(TASK) Give an exact transcription of every line, dropping the images.

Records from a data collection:

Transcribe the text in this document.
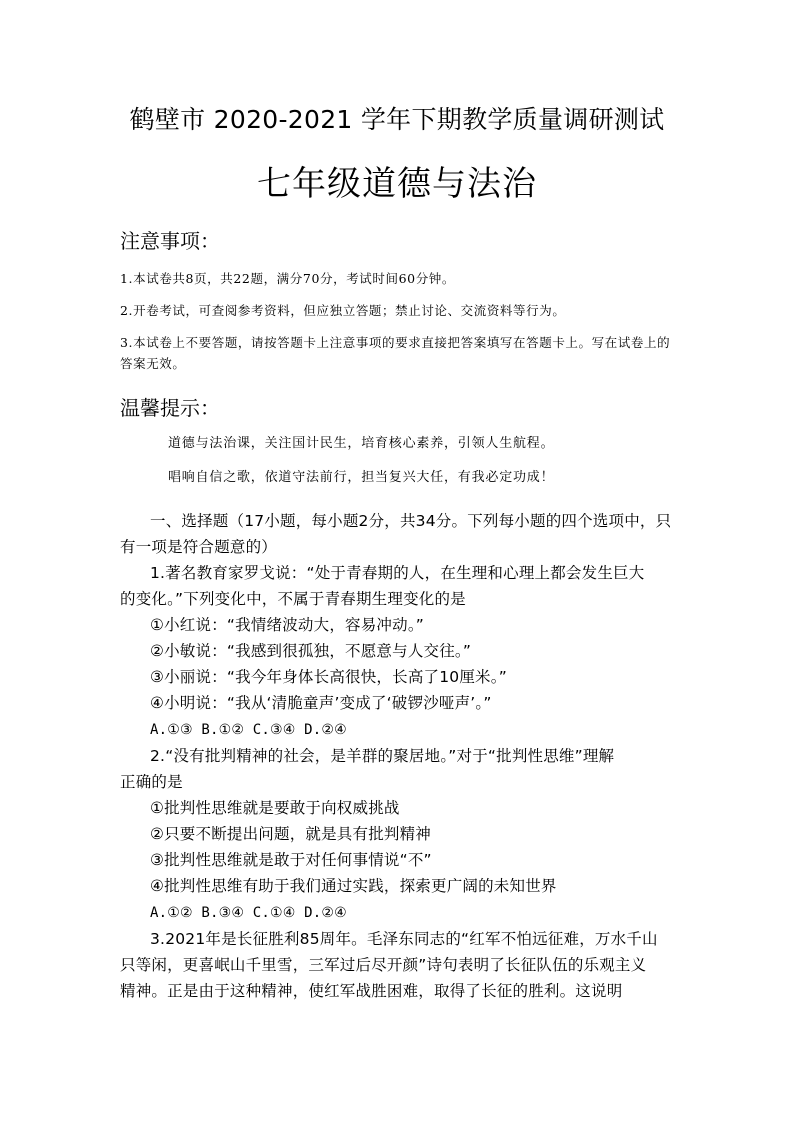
鹤壁市 2020-2021 学年下期教学质量调研测试
七年级道德与法治
注意事项：
1.本试卷共8页，共22题，满分70分，考试时间60分钟。
2.开卷考试，可查阅参考资料，但应独立答题；禁止讨论、交流资料等行为。
3.本试卷上不要答题，请按答题卡上注意事项的要求直接把答案填写在答题卡上。写在试卷上的答案无效。
温馨提示：
道德与法治课，关注国计民生，培育核心素养，引领人生航程。
唱响自信之歌，依道守法前行，担当复兴大任，有我必定功成！
一、选择题（17小题，每小题2分，共34分。下列每小题的四个选项中，只
有一项是符合题意的）
1.著名教育家罗戈说：“处于青春期的人，在生理和心理上都会发生巨大
的变化。”下列变化中，不属于青春期生理变化的是
①小红说：“我情绪波动大，容易冲动。”
②小敏说：“我感到很孤独，不愿意与人交往。”
③小丽说：“我今年身体长高很快，长高了10厘米。”
④小明说：“我从‘清脆童声’变成了‘破锣沙哑声’。”
A.①③ B.①② C.③④ D.②④
2.“没有批判精神的社会，是羊群的聚居地。”对于“批判性思维”理解
正确的是
①批判性思维就是要敢于向权威挑战
②只要不断提出问题，就是具有批判精神
③批判性思维就是敢于对任何事情说“不”
④批判性思维有助于我们通过实践，探索更广阔的未知世界
A.①② B.③④ C.①④ D.②④
3.2021年是长征胜利85周年。毛泽东同志的“红军不怕远征难，万水千山
只等闲，更喜岷山千里雪，三军过后尽开颜”诗句表明了长征队伍的乐观主义
精神。正是由于这种精神，使红军战胜困难，取得了长征的胜利。这说明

(OUTPUT OF THE EXERCISE)
Transcribe the text in this document.
鹤壁市 2020-2021 学年下期教学质量调研测试
七年级道德与法治
注意事项：
1.本试卷共8页，共22题，满分70分，考试时间60分钟。
2.开卷考试，可查阅参考资料，但应独立答题；禁止讨论、交流资料等行为。
3.本试卷上不要答题，请按答题卡上注意事项的要求直接把答案填写在答题卡上。写在试卷上的答案无效。
温馨提示：
道德与法治课，关注国计民生，培育核心素养，引领人生航程。
唱响自信之歌，依道守法前行，担当复兴大任，有我必定功成！
一、选择题（17小题，每小题2分，共34分。下列每小题的四个选项中，只
有一项是符合题意的）
1.著名教育家罗戈说：“处于青春期的人，在生理和心理上都会发生巨大
的变化。”下列变化中，不属于青春期生理变化的是
①小红说：“我情绪波动大，容易冲动。”
②小敏说：“我感到很孤独，不愿意与人交往。”
③小丽说：“我今年身体长高很快，长高了10厘米。”
④小明说：“我从‘清脆童声’变成了‘破锣沙哑声’。”
A.①③ B.①② C.③④ D.②④
2.“没有批判精神的社会，是羊群的聚居地。”对于“批判性思维”理解
正确的是
①批判性思维就是要敢于向权威挑战
②只要不断提出问题，就是具有批判精神
③批判性思维就是敢于对任何事情说“不”
④批判性思维有助于我们通过实践，探索更广阔的未知世界
A.①② B.③④ C.①④ D.②④
3.2021年是长征胜利85周年。毛泽东同志的“红军不怕远征难，万水千山
只等闲，更喜岷山千里雪，三军过后尽开颜”诗句表明了长征队伍的乐观主义
精神。正是由于这种精神，使红军战胜困难，取得了长征的胜利。这说明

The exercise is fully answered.